**GIVEN DATA**
------------------------------------

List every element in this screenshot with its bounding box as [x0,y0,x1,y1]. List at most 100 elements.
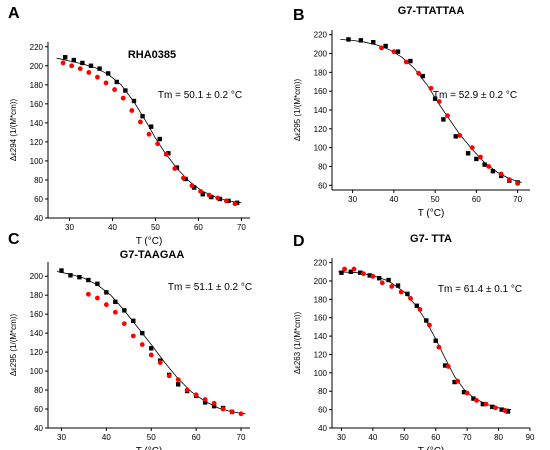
data-point-square [452,379,457,385]
data-point-square [453,134,458,139]
data-point-circle [202,397,208,402]
data-point-circle [379,45,384,51]
data-point-circle [428,85,434,91]
data-point-square [405,291,410,297]
data-point-circle [436,344,442,350]
data-point-square [471,396,476,401]
fit-curve [340,39,522,183]
data-point-circle [184,387,190,393]
data-point-circle [198,188,203,194]
data-point-square [62,55,68,60]
data-point-circle [416,70,422,76]
data-point-square [442,363,448,368]
data-point-square [376,276,382,281]
x-tick-label: 40 [389,195,398,204]
data-point-circle [112,309,118,315]
data-point-square [346,37,351,42]
x-tick-label: 30 [337,433,346,442]
data-point-square [68,273,73,278]
x-tick-label: 50 [400,433,409,442]
y-tick-label: 180 [314,295,328,304]
y-tick-label: 120 [30,138,44,147]
panel-letter: D [293,233,305,250]
panel-a: A 30 40 50 60 70 40 60 80 100 120 140 160 180 200 220 T … [8,5,250,247]
x-tick-label: 30 [65,223,74,232]
y-tick-label: 80 [318,162,327,171]
data-point-circle [172,166,178,171]
data-point-square [424,318,429,323]
data-point-circle [139,342,145,347]
x-tick-label: 70 [463,433,472,442]
data-point-circle [455,378,461,384]
y-tick-label: 140 [30,119,44,128]
data-point-square [191,185,197,190]
data-point-circle [189,183,195,189]
data-point-square [474,156,479,162]
y-tick-label: 60 [318,406,327,415]
y-axis-label: Δε295 (1/(M*cm)) [293,79,302,142]
x-tick-label: 60 [194,223,203,232]
x-axis-label: T (°C) [418,208,445,219]
y-tick-label: 40 [318,424,327,433]
x-tick-label: 50 [151,223,160,232]
data-point-circle [121,321,127,327]
data-point-circle [155,141,160,147]
data-point-square [441,117,446,122]
y-tick-label: 180 [30,81,44,90]
panel-title: G7- TTA [410,233,452,245]
data-point-square [104,290,109,295]
data-point-square [211,403,217,409]
data-point-circle [211,400,217,406]
panel-title: G7-TTATTAA [398,5,465,17]
x-tick-label: 50 [147,433,156,442]
x-tick-label: 60 [192,433,201,442]
x-tick-label: 90 [526,433,535,442]
data-point-square [386,277,391,283]
data-point-circle [351,266,357,272]
y-tick-label: 40 [34,424,43,433]
data-point-square [71,57,76,63]
x-tick-label: 30 [57,433,66,442]
data-point-square [113,299,118,305]
y-tick-label: 100 [314,144,328,153]
x-tick-label: 40 [108,223,117,232]
data-point-circle [223,198,229,204]
tm-annotation: Tm = 51.1 ± 0.2 °C [168,282,252,293]
tm-annotation: Tm = 61.4 ± 0.1 °C [438,284,522,295]
data-point-circle [515,181,521,186]
panel-c: C 30 40 50 60 70 40 60 80 100 120 140 160 180 200 T (°C… [8,231,252,450]
y-tick-label: 160 [314,314,328,323]
panel-b: B 30 40 50 60 70 60 80 100 120 140 160 180 200 220 T (°… [293,5,530,219]
y-tick-label: 120 [314,125,328,134]
x-tick-label: 70 [237,223,246,232]
x-tick-label: 50 [431,195,440,204]
data-point-square [140,114,145,119]
tm-annotation: Tm = 50.1 ± 0.2 °C [158,90,242,101]
data-point-circle [157,360,163,365]
data-point-circle [483,401,489,407]
data-point-circle [417,307,423,312]
panel-letter: C [8,231,20,248]
data-point-circle [94,295,100,301]
y-tick-label: 100 [30,157,44,166]
data-point-square [175,382,181,387]
panel-title: G7-TAAGAA [120,249,185,261]
y-tick-label: 80 [34,386,43,395]
data-point-square [490,404,495,410]
y-tick-label: 40 [34,214,43,223]
data-point-square [490,168,496,174]
data-point-circle [486,164,492,169]
y-tick-label: 60 [34,195,43,204]
data-point-circle [398,289,404,295]
data-point-square [367,273,372,278]
data-point-circle [403,59,409,65]
data-point-square [86,277,91,283]
y-axis-label: Δε295 (1/(M*cm)) [9,314,18,377]
data-point-circle [457,133,463,138]
x-tick-label: 60 [472,195,481,204]
tm-annotation: Tm = 52.9 ± 0.2 °C [433,90,517,101]
data-point-square [131,318,136,324]
y-tick-label: 200 [30,272,44,281]
y-tick-label: 100 [30,367,44,376]
data-point-square [420,73,425,79]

------------------------------------

**WORK TO DO**
Write out the listing above verbatim, line by line, but omit the picture.

**RESULT BELOW**
List every element in this screenshot with its bounding box as [x0,y0,x1,y1]. List at most 100 elements.
data-point-square [452,379,457,385]
data-point-square [453,134,458,139]
data-point-circle [202,397,208,402]
data-point-circle [379,45,384,51]
data-point-circle [428,85,434,91]
data-point-square [405,291,410,297]
data-point-circle [436,344,442,350]
data-point-square [471,396,476,401]
fit-curve [340,39,522,183]
data-point-circle [184,387,190,393]
data-point-circle [198,188,203,194]
data-point-square [62,55,68,60]
data-point-circle [416,70,422,76]
data-point-square [442,363,448,368]
data-point-square [376,276,382,281]
x-tick-label: 40 [389,195,398,204]
data-point-circle [112,309,118,315]
data-point-square [346,37,351,42]
x-tick-label: 30 [337,433,346,442]
data-point-square [68,273,73,278]
x-tick-label: 50 [400,433,409,442]
y-tick-label: 180 [314,295,328,304]
y-tick-label: 120 [30,138,44,147]
panel-letter: D [293,233,305,250]
panel-a: A 30 40 50 60 70 40 60 80 100 120 140 160 180 200 220 T … [8,5,250,247]
x-tick-label: 30 [65,223,74,232]
y-tick-label: 80 [318,162,327,171]
data-point-circle [172,166,178,171]
data-point-square [424,318,429,323]
data-point-circle [139,342,145,347]
x-tick-label: 70 [463,433,472,442]
data-point-circle [455,378,461,384]
y-tick-label: 140 [30,119,44,128]
data-point-square [191,185,197,190]
data-point-circle [189,183,195,189]
data-point-square [474,156,479,162]
y-tick-label: 60 [318,406,327,415]
y-axis-label: Δε295 (1/(M*cm)) [293,79,302,142]
x-tick-label: 60 [194,223,203,232]
x-axis-label: T (°C) [418,208,445,219]
y-tick-label: 40 [318,424,327,433]
x-tick-label: 50 [151,223,160,232]
data-point-circle [121,321,127,327]
data-point-circle [155,141,160,147]
data-point-square [441,117,446,122]
y-tick-label: 180 [30,81,44,90]
panel-title: G7- TTA [410,233,452,245]
data-point-square [104,290,109,295]
data-point-square [211,403,217,409]
data-point-circle [211,400,217,406]
panel-title: G7-TTATTAA [398,5,465,17]
x-tick-label: 50 [147,433,156,442]
x-tick-label: 60 [192,433,201,442]
x-tick-label: 90 [526,433,535,442]
data-point-square [386,277,391,283]
data-point-circle [351,266,357,272]
y-tick-label: 40 [34,424,43,433]
data-point-square [71,57,76,63]
x-tick-label: 30 [57,433,66,442]
data-point-square [113,299,118,305]
y-tick-label: 100 [314,144,328,153]
x-tick-label: 40 [108,223,117,232]
data-point-circle [223,198,229,204]
tm-annotation: Tm = 51.1 ± 0.2 °C [168,282,252,293]
tm-annotation: Tm = 61.4 ± 0.1 °C [438,284,522,295]
data-point-circle [515,181,521,186]
panel-c: C 30 40 50 60 70 40 60 80 100 120 140 160 180 200 T (°C… [8,231,252,450]
y-tick-label: 160 [314,314,328,323]
panel-b: B 30 40 50 60 70 60 80 100 120 140 160 180 200 220 T (°… [293,5,530,219]
y-tick-label: 120 [314,125,328,134]
x-tick-label: 70 [237,223,246,232]
x-tick-label: 50 [431,195,440,204]
data-point-square [140,114,145,119]
tm-annotation: Tm = 50.1 ± 0.2 °C [158,90,242,101]
data-point-circle [157,360,163,365]
data-point-circle [483,401,489,407]
data-point-circle [417,307,423,312]
panel-letter: C [8,231,20,248]
data-point-circle [94,295,100,301]
y-tick-label: 100 [30,157,44,166]
data-point-square [175,382,181,387]
panel-title: G7-TAAGAA [120,249,185,261]
y-tick-label: 80 [34,386,43,395]
data-point-square [490,404,495,410]
y-tick-label: 40 [34,214,43,223]
data-point-square [490,168,496,174]
data-point-circle [486,164,492,169]
y-tick-label: 60 [34,195,43,204]
data-point-circle [398,289,404,295]
data-point-square [367,273,372,278]
data-point-circle [403,59,409,65]
data-point-square [86,277,91,283]
y-axis-label: Δε295 (1/(M*cm)) [9,314,18,377]
data-point-circle [457,133,463,138]
x-tick-label: 60 [472,195,481,204]
tm-annotation: Tm = 52.9 ± 0.2 °C [433,90,517,101]
data-point-square [131,318,136,324]
y-tick-label: 200 [30,272,44,281]
y-tick-label: 100 [30,367,44,376]
data-point-square [420,73,425,79]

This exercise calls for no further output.